◆ YOUR TASK:
Write the records below out in full, character for character, with no pictures.

Collected data entries:

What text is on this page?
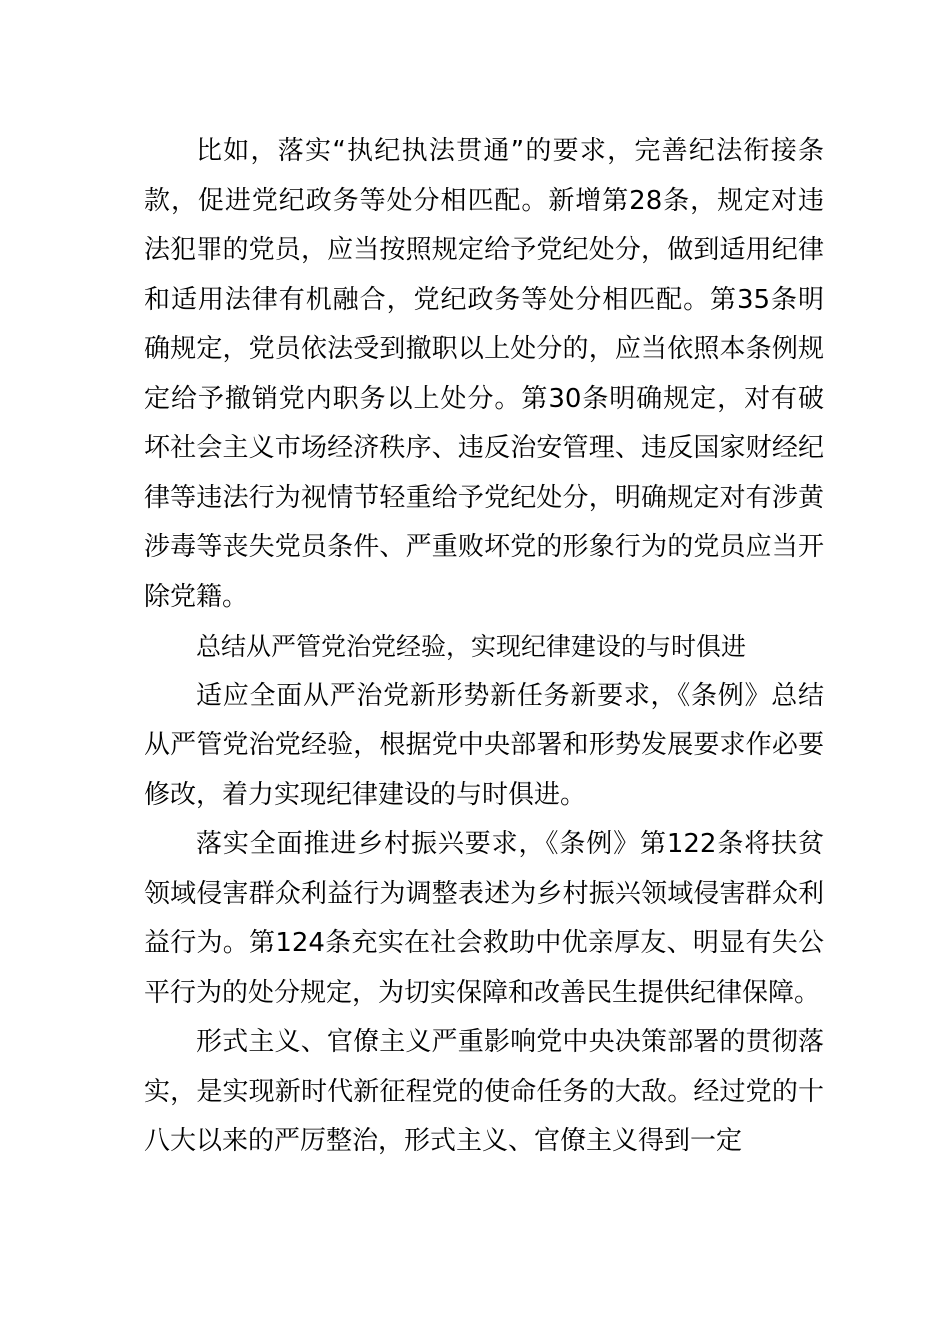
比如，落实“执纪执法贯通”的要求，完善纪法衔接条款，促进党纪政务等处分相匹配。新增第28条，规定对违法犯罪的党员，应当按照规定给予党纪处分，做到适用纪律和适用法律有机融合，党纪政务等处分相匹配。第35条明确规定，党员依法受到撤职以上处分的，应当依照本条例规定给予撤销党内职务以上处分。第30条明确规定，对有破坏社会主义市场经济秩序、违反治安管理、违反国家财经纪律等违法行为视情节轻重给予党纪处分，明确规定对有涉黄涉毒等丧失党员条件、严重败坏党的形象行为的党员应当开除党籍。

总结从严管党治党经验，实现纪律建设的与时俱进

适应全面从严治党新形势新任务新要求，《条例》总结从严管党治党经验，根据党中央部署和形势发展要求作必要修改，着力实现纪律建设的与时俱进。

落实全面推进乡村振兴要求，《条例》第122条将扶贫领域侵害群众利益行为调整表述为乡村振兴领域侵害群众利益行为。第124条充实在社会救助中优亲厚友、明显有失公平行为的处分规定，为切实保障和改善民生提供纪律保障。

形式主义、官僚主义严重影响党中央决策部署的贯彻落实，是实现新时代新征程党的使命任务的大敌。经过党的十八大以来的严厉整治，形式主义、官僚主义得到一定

◆ EXERCISE SOLUTION:
What text is on this page?
比如，落实“执纪执法贯通”的要求，完善纪法衔接条款，促进党纪政务等处分相匹配。新增第28条，规定对违法犯罪的党员，应当按照规定给予党纪处分，做到适用纪律和适用法律有机融合，党纪政务等处分相匹配。第35条明确规定，党员依法受到撤职以上处分的，应当依照本条例规定给予撤销党内职务以上处分。第30条明确规定，对有破坏社会主义市场经济秩序、违反治安管理、违反国家财经纪律等违法行为视情节轻重给予党纪处分，明确规定对有涉黄涉毒等丧失党员条件、严重败坏党的形象行为的党员应当开除党籍。

总结从严管党治党经验，实现纪律建设的与时俱进

适应全面从严治党新形势新任务新要求，《条例》总结从严管党治党经验，根据党中央部署和形势发展要求作必要修改，着力实现纪律建设的与时俱进。

落实全面推进乡村振兴要求，《条例》第122条将扶贫领域侵害群众利益行为调整表述为乡村振兴领域侵害群众利益行为。第124条充实在社会救助中优亲厚友、明显有失公平行为的处分规定，为切实保障和改善民生提供纪律保障。

形式主义、官僚主义严重影响党中央决策部署的贯彻落实，是实现新时代新征程党的使命任务的大敌。经过党的十八大以来的严厉整治，形式主义、官僚主义得到一定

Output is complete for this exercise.